(AVAILABLE DATA)

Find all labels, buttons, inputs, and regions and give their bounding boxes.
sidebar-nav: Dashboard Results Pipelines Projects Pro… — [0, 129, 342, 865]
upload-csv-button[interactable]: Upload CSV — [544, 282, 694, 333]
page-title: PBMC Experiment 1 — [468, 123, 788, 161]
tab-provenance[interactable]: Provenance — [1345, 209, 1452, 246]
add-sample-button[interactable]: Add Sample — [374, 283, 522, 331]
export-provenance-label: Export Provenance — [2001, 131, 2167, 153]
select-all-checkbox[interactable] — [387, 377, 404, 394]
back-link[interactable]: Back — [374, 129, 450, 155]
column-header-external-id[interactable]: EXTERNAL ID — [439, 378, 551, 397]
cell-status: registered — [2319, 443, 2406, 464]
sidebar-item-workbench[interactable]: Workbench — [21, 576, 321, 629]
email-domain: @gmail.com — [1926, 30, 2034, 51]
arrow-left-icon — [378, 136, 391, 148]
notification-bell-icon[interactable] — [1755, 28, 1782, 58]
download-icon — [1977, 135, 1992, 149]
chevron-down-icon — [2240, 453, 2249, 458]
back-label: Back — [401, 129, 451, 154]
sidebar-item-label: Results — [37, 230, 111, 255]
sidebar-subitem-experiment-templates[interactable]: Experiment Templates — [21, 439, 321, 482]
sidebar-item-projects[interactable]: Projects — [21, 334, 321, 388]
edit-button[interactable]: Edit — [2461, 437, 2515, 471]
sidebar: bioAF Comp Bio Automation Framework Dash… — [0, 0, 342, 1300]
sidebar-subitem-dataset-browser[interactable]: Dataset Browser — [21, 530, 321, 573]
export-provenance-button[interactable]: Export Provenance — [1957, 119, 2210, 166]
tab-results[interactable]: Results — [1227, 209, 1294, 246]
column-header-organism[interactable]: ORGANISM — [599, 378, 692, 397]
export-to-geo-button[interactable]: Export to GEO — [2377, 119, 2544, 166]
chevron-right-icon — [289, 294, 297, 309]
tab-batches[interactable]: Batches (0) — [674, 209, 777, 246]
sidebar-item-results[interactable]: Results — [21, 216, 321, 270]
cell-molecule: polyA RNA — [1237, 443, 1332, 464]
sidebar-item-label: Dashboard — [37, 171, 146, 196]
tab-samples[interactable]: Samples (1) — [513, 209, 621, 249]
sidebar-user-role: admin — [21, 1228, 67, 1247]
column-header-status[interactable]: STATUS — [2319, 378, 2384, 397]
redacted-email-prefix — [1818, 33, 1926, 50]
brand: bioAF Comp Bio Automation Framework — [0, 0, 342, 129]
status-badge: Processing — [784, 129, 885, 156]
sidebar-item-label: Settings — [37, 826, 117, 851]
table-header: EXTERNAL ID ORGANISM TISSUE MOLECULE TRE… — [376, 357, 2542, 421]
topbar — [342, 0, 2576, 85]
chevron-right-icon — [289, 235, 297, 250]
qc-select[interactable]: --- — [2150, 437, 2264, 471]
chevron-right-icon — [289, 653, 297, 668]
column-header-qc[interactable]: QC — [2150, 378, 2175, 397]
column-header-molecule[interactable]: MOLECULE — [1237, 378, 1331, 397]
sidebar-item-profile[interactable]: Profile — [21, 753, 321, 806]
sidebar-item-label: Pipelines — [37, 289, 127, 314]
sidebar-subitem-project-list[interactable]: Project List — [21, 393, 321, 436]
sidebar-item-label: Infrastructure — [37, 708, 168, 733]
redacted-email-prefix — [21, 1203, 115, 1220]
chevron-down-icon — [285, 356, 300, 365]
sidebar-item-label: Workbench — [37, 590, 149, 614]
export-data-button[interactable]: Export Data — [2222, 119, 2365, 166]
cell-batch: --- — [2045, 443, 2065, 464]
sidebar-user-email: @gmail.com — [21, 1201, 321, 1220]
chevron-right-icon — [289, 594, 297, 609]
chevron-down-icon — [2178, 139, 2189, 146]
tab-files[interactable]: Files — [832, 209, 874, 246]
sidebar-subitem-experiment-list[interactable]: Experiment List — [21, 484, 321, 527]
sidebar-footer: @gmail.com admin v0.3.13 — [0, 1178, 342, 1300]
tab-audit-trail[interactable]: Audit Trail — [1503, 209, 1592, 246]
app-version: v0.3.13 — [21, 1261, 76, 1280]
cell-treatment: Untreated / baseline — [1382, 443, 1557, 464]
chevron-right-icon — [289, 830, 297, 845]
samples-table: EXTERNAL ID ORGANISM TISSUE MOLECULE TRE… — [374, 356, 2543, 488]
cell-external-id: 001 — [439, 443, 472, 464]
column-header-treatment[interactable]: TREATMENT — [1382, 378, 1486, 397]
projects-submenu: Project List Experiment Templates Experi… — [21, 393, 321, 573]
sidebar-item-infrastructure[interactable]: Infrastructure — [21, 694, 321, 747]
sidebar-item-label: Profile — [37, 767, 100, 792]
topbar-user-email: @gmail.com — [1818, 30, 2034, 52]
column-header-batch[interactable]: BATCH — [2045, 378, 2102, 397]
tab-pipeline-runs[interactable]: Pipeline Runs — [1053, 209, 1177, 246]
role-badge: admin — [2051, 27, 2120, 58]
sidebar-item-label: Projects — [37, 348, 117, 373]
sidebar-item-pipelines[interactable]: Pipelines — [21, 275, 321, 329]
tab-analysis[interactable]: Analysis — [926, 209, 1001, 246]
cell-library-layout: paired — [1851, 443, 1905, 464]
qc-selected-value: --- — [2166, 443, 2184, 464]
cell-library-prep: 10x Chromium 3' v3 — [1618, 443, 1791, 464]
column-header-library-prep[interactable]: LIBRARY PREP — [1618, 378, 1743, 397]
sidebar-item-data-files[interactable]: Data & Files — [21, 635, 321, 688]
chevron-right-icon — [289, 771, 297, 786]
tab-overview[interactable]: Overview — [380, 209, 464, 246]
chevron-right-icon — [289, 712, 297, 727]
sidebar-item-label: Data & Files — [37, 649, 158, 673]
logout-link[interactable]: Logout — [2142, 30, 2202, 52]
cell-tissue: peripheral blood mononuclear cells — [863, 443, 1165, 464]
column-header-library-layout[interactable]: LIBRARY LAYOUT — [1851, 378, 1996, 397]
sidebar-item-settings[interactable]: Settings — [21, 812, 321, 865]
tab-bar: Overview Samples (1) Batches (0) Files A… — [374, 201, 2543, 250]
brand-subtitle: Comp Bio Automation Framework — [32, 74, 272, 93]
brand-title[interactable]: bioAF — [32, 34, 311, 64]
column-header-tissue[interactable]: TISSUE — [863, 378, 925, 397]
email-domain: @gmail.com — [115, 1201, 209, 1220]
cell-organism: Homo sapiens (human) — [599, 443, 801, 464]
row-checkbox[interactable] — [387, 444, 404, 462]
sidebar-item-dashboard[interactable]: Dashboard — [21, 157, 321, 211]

(End AVAILABLE DATA)

# [WHAT TO DO]
Going through the listing above, copy out every line that has the string "subitem".

# [RESULT OF THE EXERCISE]
sidebar-subitem-experiment-templates[interactable]: Experiment Templates — [21, 439, 321, 482]
sidebar-subitem-dataset-browser[interactable]: Dataset Browser — [21, 530, 321, 573]
sidebar-subitem-project-list[interactable]: Project List — [21, 393, 321, 436]
sidebar-subitem-experiment-list[interactable]: Experiment List — [21, 484, 321, 527]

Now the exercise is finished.